■ **Request**
What is the number of lines in the data holding the word "系列标准设计图集"? Give that number by itself.

....................

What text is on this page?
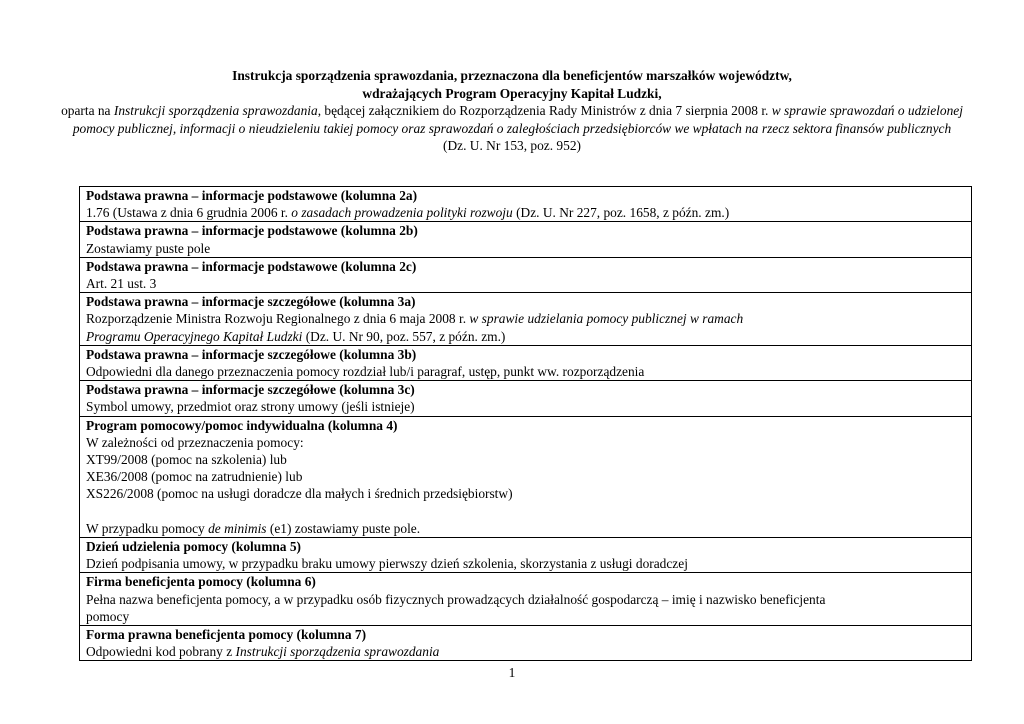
Instrukcja sporządzenia sprawozdania, przeznaczona dla beneficjentów marszałków województw,
wdrażających Program Operacyjny Kapitał Ludzki,
oparta na Instrukcji sporządzenia sprawozdania, będącej załącznikiem do Rozporządzenia Rady Ministrów z dnia 7 sierpnia 2008 r. w sprawie sprawozdań o udzielonej pomocy publicznej, informacji o nieudzieleniu takiej pomocy oraz sprawozdań o zaległościach przedsiębiorców we wpłatach na rzecz sektora finansów publicznych (Dz. U. Nr 153, poz. 952)
Podstawa prawna – informacje podstawowe (kolumna 2a)
1.76 (Ustawa z dnia 6 grudnia 2006 r. o zasadach prowadzenia polityki rozwoju (Dz. U. Nr 227, poz. 1658, z późn. zm.)
Podstawa prawna – informacje podstawowe (kolumna 2b)
Zostawiamy puste pole
Podstawa prawna – informacje podstawowe (kolumna 2c)
Art. 21 ust. 3
Podstawa prawna – informacje szczegółowe (kolumna 3a)
Rozporządzenie Ministra Rozwoju Regionalnego z dnia 6 maja 2008 r. w sprawie udzielania pomocy publicznej w ramach
Programu Operacyjnego Kapitał Ludzki (Dz. U. Nr 90, poz. 557, z późn. zm.)
Podstawa prawna – informacje szczegółowe (kolumna 3b)
Odpowiedni dla danego przeznaczenia pomocy rozdział lub/i paragraf, ustęp, punkt ww. rozporządzenia
Podstawa prawna – informacje szczegółowe (kolumna 3c)
Symbol umowy, przedmiot oraz strony umowy (jeśli istnieje)
Program pomocowy/pomoc indywidualna (kolumna 4)
W zależności od przeznaczenia pomocy:
XT99/2008 (pomoc na szkolenia) lub
XE36/2008 (pomoc na zatrudnienie) lub
XS226/2008 (pomoc na usługi doradcze dla małych i średnich przedsiębiorstw)
W przypadku pomocy de minimis (e1) zostawiamy puste pole.
Dzień udzielenia pomocy (kolumna 5)
Dzień podpisania umowy, w przypadku braku umowy pierwszy dzień szkolenia, skorzystania z usługi doradczej
Firma beneficjenta pomocy (kolumna 6)
Pełna nazwa beneficjenta pomocy, a w przypadku osób fizycznych prowadzących działalność gospodarczą – imię i nazwisko beneficjenta
pomocy
Forma prawna beneficjenta pomocy (kolumna 7)
Odpowiedni kod pobrany z Instrukcji sporządzenia sprawozdania
1
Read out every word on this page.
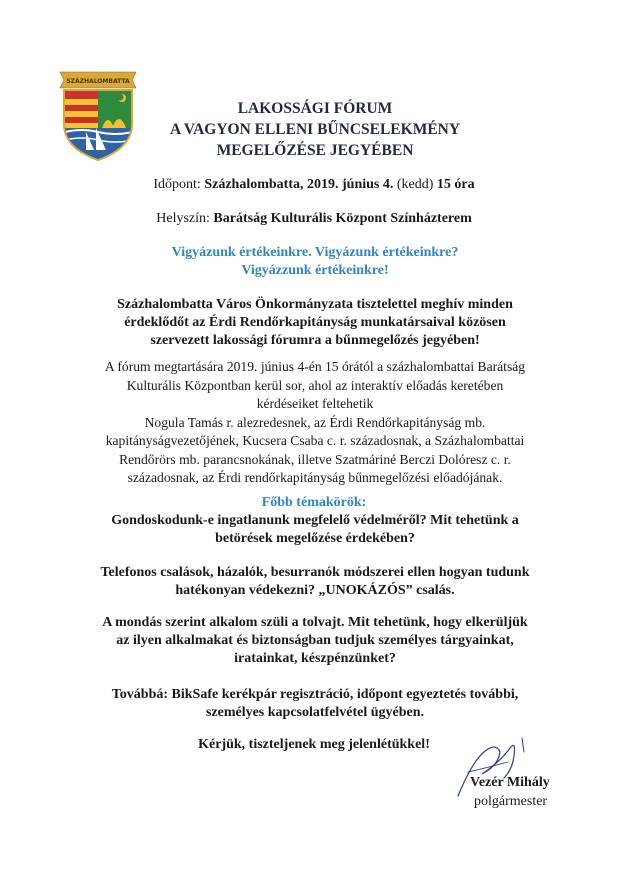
SZÁZHALOMBATTA
LAKOSSÁGI FÓRUM
A VAGYON ELLENI BŰNCSELEKMÉNY
MEGELŐZÉSE JEGYÉBEN
Időpont: Százhalombatta, 2019. június 4. (kedd) 15 óra
Helyszín: Barátság Kulturális Központ Színházterem
Vigyázunk értékeinkre. Vigyázunk értékeinkre?
Vigyázzunk értékeinkre!
Százhalombatta Város Önkormányzata tisztelettel meghív minden
érdeklődőt az Érdi Rendőrkapitányság munkatársaival közösen
szervezett lakossági fórumra a bűnmegelőzés jegyében!
A fórum megtartására 2019. június 4-én 15 órától a százhalombattai Barátság
Kulturális Központban kerül sor, ahol az interaktív előadás keretében
kérdéseiket feltehetik
Nogula Tamás r. alezredesnek, az Érdi Rendőrkapitányság mb.
kapitányságvezetőjének, Kucsera Csaba c. r. századosnak, a Százhalombattai
Rendőrörs mb. parancsnokának, illetve Szatmáriné Berczi Dolóresz c. r.
századosnak, az Érdi rendőrkapitányság bűnmegelőzési előadójának.
Főbb témakörök:
Gondoskodunk-e ingatlanunk megfelelő védelméről? Mit tehetünk a
betörések megelőzése érdekében?
Telefonos csalások, házalók, besurranók módszerei ellen hogyan tudunk
hatékonyan védekezni? „UNOKÁZÓS” csalás.
A mondás szerint alkalom szüli a tolvajt. Mit tehetünk, hogy elkerüljük
az ilyen alkalmakat és biztonságban tudjuk személyes tárgyainkat,
iratainkat, készpénzünket?
Továbbá: BikSafe kerékpár regisztráció, időpont egyeztetés további,
személyes kapcsolatfelvétel ügyében.
Kérjük, tiszteljenek meg jelenlétükkel!
Vezér Mihály
polgármester
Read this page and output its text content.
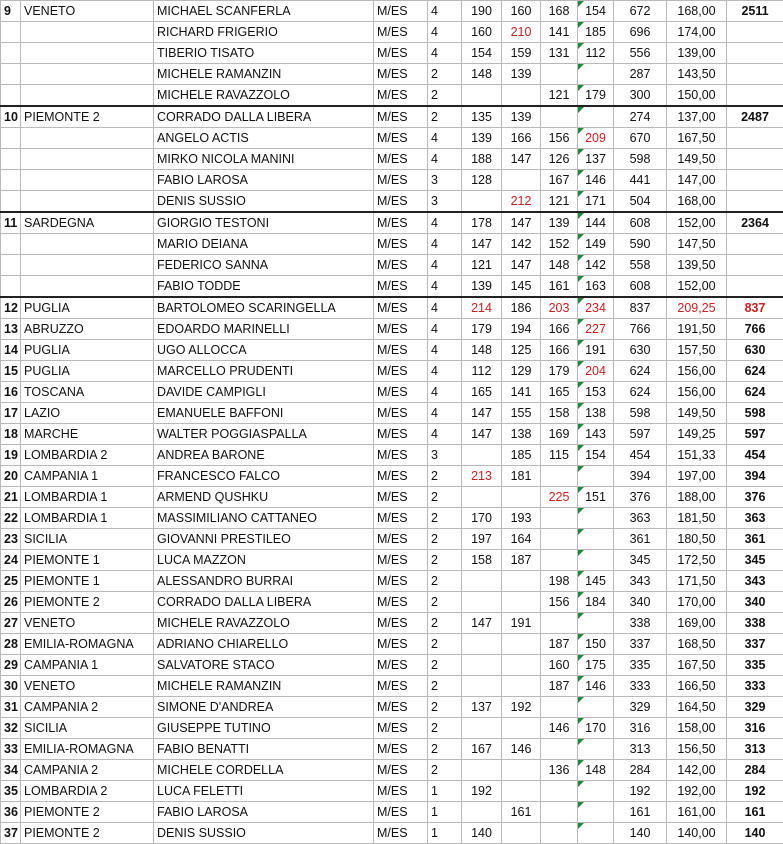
9	VENETO	MICHAEL SCANFERLA	M/ES	4	190	160	168	154	672	168,00	2511
		RICHARD FRIGERIO	M/ES	4	160	210	141	185	696	174,00	
		TIBERIO TISATO	M/ES	4	154	159	131	112	556	139,00	
		MICHELE RAMANZIN	M/ES	2	148	139			287	143,50	
		MICHELE RAVAZZOLO	M/ES	2			121	179	300	150,00	
10	PIEMONTE 2	CORRADO DALLA LIBERA	M/ES	2	135	139			274	137,00	2487
		ANGELO ACTIS	M/ES	4	139	166	156	209	670	167,50	
		MIRKO NICOLA MANINI	M/ES	4	188	147	126	137	598	149,50	
		FABIO LAROSA	M/ES	3	128		167	146	441	147,00	
		DENIS SUSSIO	M/ES	3		212	121	171	504	168,00	
11	SARDEGNA	GIORGIO TESTONI	M/ES	4	178	147	139	144	608	152,00	2364
		MARIO DEIANA	M/ES	4	147	142	152	149	590	147,50	
		FEDERICO SANNA	M/ES	4	121	147	148	142	558	139,50	
		FABIO TODDE	M/ES	4	139	145	161	163	608	152,00	
12	PUGLIA	BARTOLOMEO SCARINGELLA	M/ES	4	214	186	203	234	837	209,25	837
13	ABRUZZO	EDOARDO MARINELLI	M/ES	4	179	194	166	227	766	191,50	766
14	PUGLIA	UGO ALLOCCA	M/ES	4	148	125	166	191	630	157,50	630
15	PUGLIA	MARCELLO PRUDENTI	M/ES	4	112	129	179	204	624	156,00	624
16	TOSCANA	DAVIDE CAMPIGLI	M/ES	4	165	141	165	153	624	156,00	624
17	LAZIO	EMANUELE BAFFONI	M/ES	4	147	155	158	138	598	149,50	598
18	MARCHE	WALTER POGGIASPALLA	M/ES	4	147	138	169	143	597	149,25	597
19	LOMBARDIA 2	ANDREA BARONE	M/ES	3		185	115	154	454	151,33	454
20	CAMPANIA 1	FRANCESCO FALCO	M/ES	2	213	181			394	197,00	394
21	LOMBARDIA 1	ARMEND QUSHKU	M/ES	2			225	151	376	188,00	376
22	LOMBARDIA 1	MASSIMILIANO CATTANEO	M/ES	2	170	193			363	181,50	363
23	SICILIA	GIOVANNI PRESTILEO	M/ES	2	197	164			361	180,50	361
24	PIEMONTE 1	LUCA MAZZON	M/ES	2	158	187			345	172,50	345
25	PIEMONTE 1	ALESSANDRO BURRAI	M/ES	2			198	145	343	171,50	343
26	PIEMONTE 2	CORRADO DALLA LIBERA	M/ES	2			156	184	340	170,00	340
27	VENETO	MICHELE RAVAZZOLO	M/ES	2	147	191			338	169,00	338
28	EMILIA-ROMAGNA	ADRIANO CHIARELLO	M/ES	2			187	150	337	168,50	337
29	CAMPANIA 1	SALVATORE STACO	M/ES	2			160	175	335	167,50	335
30	VENETO	MICHELE RAMANZIN	M/ES	2			187	146	333	166,50	333
31	CAMPANIA 2	SIMONE D'ANDREA	M/ES	2	137	192			329	164,50	329
32	SICILIA	GIUSEPPE TUTINO	M/ES	2			146	170	316	158,00	316
33	EMILIA-ROMAGNA	FABIO BENATTI	M/ES	2	167	146			313	156,50	313
34	CAMPANIA 2	MICHELE CORDELLA	M/ES	2			136	148	284	142,00	284
35	LOMBARDIA 2	LUCA FELETTI	M/ES	1	192				192	192,00	192
36	PIEMONTE 2	FABIO LAROSA	M/ES	1		161			161	161,00	161
37	PIEMONTE 2	DENIS SUSSIO	M/ES	1	140				140	140,00	140
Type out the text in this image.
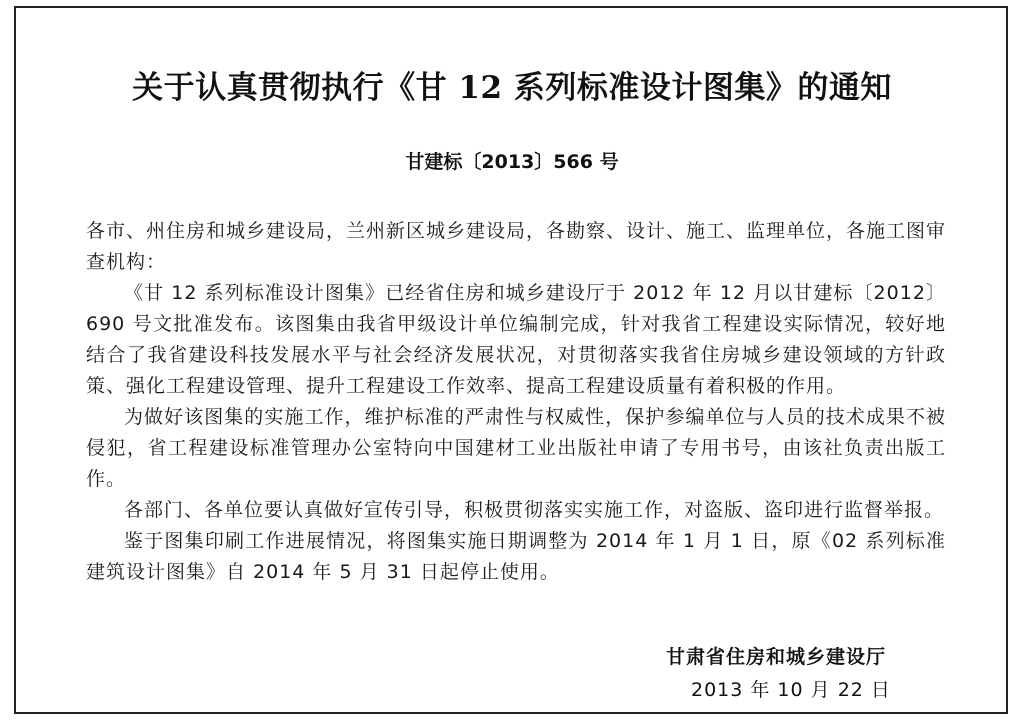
关于认真贯彻执行《甘 12 系列标准设计图集》的通知
甘建标〔2013〕566 号

各市、州住房和城乡建设局，兰州新区城乡建设局，各勘察、设计、施工、监理单位，各施工图审查机构：

《甘 12 系列标准设计图集》已经省住房和城乡建设厅于 2012 年 12 月以甘建标〔2012〕690 号文批准发布。该图集由我省甲级设计单位编制完成，针对我省工程建设实际情况，较好地结合了我省建设科技发展水平与社会经济发展状况，对贯彻落实我省住房城乡建设领域的方针政策、强化工程建设管理、提升工程建设工作效率、提高工程建设质量有着积极的作用。

为做好该图集的实施工作，维护标准的严肃性与权威性，保护参编单位与人员的技术成果不被侵犯，省工程建设标准管理办公室特向中国建材工业出版社申请了专用书号，由该社负责出版工作。

各部门、各单位要认真做好宣传引导，积极贯彻落实实施工作，对盗版、盗印进行监督举报。

鉴于图集印刷工作进展情况，将图集实施日期调整为 2014 年 1 月 1 日，原《02 系列标准建筑设计图集》自 2014 年 5 月 31 日起停止使用。

甘肃省住房和城乡建设厅
2013 年 10 月 22 日
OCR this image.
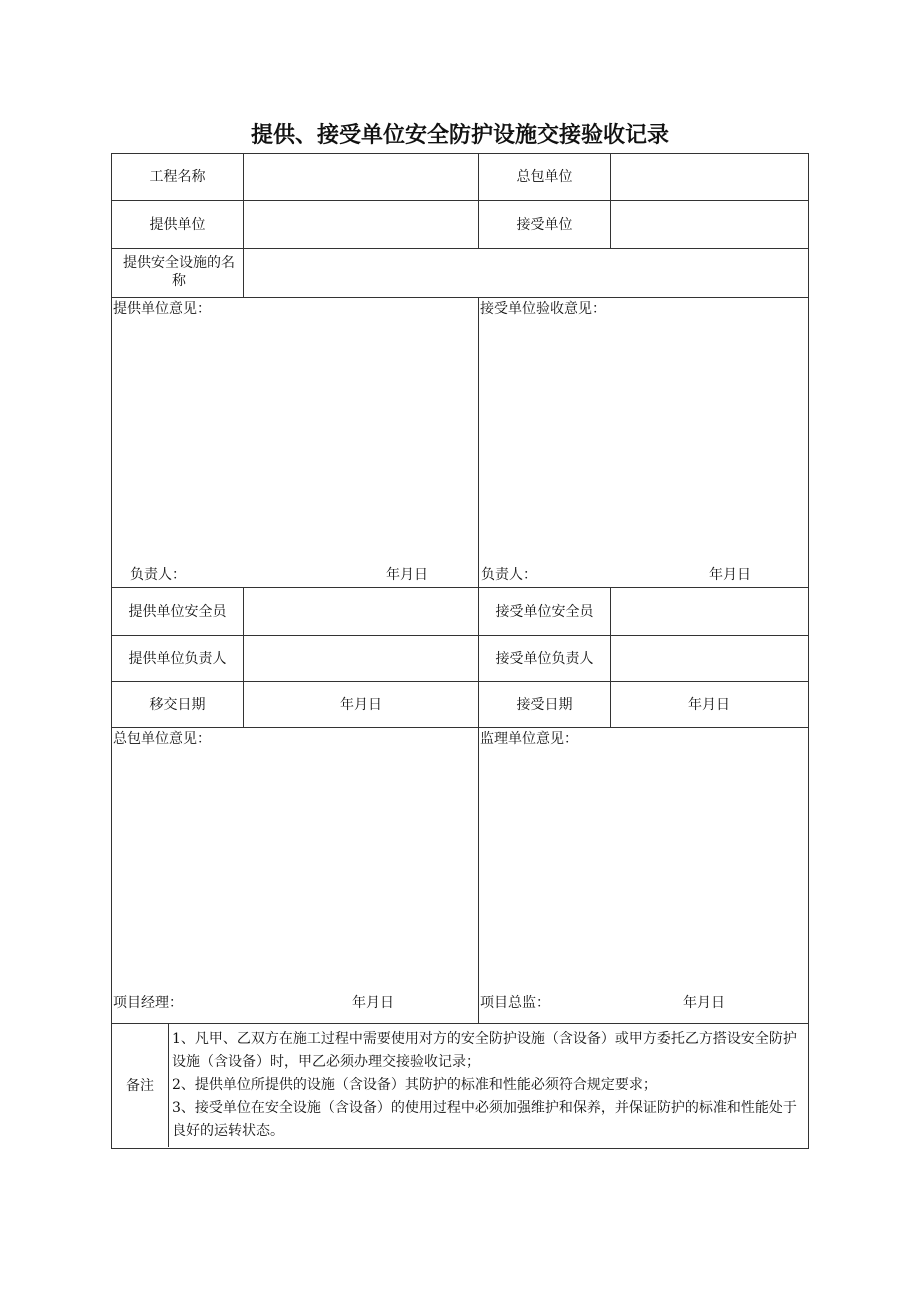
提供、接受单位安全防护设施交接验收记录
工程名称	总包单位
提供单位	接受单位
提供安全设施的名
称
提供单位意见：	接受单位验收意见：
负责人：	年月日	负责人：	年月日
提供单位安全员	接受单位安全员
提供单位负责人	接受单位负责人
移交日期	年月日	接受日期	年月日
总包单位意见：	监理单位意见：
项目经理：	年月日	项目总监：	年月日
备注
1、凡甲、乙双方在施工过程中需要使用对方的安全防护设施（含设备）或甲方委托乙方搭设安全防护设施（含设备）时，甲乙必须办理交接验收记录；
2、提供单位所提供的设施（含设备）其防护的标准和性能必须符合规定要求；
3、接受单位在安全设施（含设备）的使用过程中必须加强维护和保养，并保证防护的标准和性能处于良好的运转状态。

....................

■ **Solution to this task**
2